↓↓↓
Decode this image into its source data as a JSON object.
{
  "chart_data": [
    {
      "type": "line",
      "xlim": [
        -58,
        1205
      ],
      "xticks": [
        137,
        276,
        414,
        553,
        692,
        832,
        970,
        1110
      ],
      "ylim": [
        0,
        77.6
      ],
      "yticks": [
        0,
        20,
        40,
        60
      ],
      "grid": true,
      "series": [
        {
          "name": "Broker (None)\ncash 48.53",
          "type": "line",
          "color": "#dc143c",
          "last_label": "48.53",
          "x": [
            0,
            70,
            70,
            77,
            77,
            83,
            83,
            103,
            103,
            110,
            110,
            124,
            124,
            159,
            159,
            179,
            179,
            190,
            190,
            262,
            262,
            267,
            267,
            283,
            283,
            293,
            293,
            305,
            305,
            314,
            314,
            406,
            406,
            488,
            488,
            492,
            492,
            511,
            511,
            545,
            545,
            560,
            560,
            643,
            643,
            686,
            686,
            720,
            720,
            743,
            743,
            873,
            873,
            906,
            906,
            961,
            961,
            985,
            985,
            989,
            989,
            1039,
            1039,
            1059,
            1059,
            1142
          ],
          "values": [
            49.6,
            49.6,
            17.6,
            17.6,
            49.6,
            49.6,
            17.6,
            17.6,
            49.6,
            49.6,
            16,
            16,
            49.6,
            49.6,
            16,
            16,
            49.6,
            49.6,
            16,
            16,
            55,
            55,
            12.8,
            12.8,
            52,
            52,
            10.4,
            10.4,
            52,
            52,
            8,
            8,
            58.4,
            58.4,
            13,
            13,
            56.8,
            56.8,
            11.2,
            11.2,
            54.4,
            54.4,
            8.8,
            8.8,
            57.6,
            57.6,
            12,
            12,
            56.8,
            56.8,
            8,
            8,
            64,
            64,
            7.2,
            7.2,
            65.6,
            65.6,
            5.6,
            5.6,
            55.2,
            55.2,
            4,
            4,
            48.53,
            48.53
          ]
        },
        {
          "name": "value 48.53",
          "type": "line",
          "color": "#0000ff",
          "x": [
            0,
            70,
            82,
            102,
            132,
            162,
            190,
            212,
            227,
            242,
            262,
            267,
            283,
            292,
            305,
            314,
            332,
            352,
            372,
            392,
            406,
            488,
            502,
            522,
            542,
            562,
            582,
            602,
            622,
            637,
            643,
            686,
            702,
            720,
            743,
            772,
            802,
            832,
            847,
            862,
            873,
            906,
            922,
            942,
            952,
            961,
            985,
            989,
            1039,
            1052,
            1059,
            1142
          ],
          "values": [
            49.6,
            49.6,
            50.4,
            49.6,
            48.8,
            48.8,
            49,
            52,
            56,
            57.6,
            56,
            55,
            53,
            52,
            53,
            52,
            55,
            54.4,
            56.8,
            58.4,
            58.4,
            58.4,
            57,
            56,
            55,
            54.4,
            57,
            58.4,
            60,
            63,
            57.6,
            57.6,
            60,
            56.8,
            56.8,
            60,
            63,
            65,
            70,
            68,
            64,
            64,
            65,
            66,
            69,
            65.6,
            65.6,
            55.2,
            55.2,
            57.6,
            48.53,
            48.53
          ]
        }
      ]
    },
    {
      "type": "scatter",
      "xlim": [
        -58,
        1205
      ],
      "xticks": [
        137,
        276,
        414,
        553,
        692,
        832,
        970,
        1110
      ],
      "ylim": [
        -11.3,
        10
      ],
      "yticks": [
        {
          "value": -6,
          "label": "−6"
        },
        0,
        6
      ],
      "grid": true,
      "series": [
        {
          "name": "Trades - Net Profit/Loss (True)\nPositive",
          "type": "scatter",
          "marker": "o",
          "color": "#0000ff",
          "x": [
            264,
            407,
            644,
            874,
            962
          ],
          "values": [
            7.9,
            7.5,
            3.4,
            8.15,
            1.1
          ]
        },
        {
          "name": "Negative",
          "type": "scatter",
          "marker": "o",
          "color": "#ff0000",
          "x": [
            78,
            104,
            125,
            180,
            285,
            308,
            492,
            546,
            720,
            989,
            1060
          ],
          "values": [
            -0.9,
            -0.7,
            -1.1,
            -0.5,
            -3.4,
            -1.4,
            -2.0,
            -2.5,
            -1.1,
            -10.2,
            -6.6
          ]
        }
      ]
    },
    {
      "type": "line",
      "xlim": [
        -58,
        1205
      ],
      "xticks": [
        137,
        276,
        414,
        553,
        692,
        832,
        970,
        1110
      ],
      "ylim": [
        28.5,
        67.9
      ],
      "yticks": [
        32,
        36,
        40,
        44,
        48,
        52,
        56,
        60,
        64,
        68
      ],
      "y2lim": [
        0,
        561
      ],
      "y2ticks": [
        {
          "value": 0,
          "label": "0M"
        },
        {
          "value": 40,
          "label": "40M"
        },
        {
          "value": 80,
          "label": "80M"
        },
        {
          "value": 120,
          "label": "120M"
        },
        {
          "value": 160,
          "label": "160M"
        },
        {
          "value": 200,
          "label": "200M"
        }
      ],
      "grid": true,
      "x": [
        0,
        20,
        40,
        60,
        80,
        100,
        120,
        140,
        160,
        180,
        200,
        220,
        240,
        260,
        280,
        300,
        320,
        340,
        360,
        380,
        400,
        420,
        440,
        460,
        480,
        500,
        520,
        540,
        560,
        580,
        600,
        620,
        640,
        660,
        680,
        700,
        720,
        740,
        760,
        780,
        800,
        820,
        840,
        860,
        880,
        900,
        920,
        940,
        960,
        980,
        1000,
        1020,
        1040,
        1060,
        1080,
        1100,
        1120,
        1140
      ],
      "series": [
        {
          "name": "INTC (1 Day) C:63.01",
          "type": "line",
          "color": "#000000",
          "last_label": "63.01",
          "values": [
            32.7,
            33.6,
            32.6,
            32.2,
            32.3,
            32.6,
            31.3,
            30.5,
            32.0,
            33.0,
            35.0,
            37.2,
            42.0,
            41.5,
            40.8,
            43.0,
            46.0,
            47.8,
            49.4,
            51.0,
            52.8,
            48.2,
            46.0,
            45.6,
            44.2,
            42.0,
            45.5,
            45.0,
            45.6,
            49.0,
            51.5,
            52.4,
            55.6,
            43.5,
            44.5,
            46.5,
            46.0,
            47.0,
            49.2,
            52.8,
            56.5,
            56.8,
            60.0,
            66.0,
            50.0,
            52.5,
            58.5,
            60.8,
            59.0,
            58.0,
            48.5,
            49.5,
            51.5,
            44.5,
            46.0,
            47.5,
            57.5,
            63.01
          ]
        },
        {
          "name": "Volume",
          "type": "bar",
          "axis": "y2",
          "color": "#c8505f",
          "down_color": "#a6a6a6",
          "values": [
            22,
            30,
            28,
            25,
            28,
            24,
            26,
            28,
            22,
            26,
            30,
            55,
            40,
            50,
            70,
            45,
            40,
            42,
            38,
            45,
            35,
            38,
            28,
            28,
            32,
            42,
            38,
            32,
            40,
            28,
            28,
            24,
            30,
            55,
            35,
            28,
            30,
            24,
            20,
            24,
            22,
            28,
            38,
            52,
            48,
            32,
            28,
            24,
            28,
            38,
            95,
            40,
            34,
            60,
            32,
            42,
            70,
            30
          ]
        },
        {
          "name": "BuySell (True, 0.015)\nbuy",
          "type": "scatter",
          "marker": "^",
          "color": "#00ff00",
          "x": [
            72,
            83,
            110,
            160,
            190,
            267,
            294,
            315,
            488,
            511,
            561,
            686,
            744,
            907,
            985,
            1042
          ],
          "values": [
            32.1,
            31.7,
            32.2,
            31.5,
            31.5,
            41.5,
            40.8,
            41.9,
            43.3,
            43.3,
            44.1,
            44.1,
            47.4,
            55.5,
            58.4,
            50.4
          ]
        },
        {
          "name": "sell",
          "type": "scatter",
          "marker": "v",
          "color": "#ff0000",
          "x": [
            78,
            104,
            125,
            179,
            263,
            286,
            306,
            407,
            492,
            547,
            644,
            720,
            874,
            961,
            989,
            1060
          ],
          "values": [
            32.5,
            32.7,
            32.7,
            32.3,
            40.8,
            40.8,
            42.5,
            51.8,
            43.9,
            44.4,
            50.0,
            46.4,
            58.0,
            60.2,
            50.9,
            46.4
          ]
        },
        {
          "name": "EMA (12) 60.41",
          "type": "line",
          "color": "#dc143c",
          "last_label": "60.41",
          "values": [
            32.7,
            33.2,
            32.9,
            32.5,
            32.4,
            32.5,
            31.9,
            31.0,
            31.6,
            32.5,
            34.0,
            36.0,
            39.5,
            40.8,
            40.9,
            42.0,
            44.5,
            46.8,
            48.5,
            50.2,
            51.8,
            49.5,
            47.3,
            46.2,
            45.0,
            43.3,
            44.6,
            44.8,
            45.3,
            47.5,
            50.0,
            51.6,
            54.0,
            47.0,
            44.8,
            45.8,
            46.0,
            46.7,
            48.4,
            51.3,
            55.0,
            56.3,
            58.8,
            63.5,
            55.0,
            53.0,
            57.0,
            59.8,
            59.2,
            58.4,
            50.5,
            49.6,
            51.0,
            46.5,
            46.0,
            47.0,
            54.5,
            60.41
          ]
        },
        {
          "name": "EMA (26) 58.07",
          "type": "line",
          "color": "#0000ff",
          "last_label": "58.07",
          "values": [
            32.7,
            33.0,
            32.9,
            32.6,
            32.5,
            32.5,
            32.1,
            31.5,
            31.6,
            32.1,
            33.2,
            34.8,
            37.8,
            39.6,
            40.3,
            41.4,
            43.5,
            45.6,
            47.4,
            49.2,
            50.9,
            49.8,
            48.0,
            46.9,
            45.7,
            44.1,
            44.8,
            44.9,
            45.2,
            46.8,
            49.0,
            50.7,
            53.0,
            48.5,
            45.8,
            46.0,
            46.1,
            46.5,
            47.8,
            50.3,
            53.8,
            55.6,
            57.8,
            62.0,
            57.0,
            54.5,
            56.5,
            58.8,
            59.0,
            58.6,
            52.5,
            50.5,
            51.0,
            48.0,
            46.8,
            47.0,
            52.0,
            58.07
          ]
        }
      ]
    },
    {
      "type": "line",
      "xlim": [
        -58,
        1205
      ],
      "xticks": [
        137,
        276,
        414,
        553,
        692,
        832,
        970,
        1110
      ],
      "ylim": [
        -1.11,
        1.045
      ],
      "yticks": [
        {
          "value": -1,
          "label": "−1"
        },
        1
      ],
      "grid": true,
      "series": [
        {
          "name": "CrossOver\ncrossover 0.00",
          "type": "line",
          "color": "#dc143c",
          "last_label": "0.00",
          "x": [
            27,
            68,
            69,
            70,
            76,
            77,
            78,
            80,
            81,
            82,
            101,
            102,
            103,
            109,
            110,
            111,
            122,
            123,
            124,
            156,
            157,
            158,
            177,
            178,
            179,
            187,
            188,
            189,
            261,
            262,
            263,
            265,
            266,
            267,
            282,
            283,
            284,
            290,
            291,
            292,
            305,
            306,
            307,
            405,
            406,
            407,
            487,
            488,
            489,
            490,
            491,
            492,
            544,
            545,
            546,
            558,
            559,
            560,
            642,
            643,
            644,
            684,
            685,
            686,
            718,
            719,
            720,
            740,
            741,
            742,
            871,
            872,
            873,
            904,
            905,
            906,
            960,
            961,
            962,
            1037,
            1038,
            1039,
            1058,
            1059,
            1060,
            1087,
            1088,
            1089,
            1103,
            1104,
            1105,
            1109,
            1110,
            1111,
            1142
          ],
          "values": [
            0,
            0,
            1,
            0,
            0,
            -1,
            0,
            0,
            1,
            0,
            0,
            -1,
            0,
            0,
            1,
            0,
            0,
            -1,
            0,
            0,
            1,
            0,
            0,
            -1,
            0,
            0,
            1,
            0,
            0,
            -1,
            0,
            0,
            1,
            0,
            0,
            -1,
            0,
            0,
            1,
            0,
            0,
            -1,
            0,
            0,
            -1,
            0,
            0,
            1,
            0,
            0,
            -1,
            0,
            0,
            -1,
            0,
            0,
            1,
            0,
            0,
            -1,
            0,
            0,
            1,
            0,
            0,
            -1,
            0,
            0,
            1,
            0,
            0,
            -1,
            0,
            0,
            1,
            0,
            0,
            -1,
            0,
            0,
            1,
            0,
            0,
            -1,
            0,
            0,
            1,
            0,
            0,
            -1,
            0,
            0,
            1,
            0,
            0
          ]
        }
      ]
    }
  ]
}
↑↑↑
§ EXERCISE REQUIREMENTS: Locate all lines that include the word "name" and copy them out.

§ WRITTEN REPLY:
          "name": "Broker (None)\ncash 48.53",
          "name": "value 48.53",
          "name": "Trades - Net Profit/Loss (True)\nPositive",
          "name": "Negative",
          "name": "INTC (1 Day) C:63.01",
          "name": "Volume",
          "name": "BuySell (True, 0.015)\nbuy",
          "name": "sell",
          "name": "EMA (12) 60.41",
          "name": "EMA (26) 58.07",
          "name": "CrossOver\ncrossover 0.00",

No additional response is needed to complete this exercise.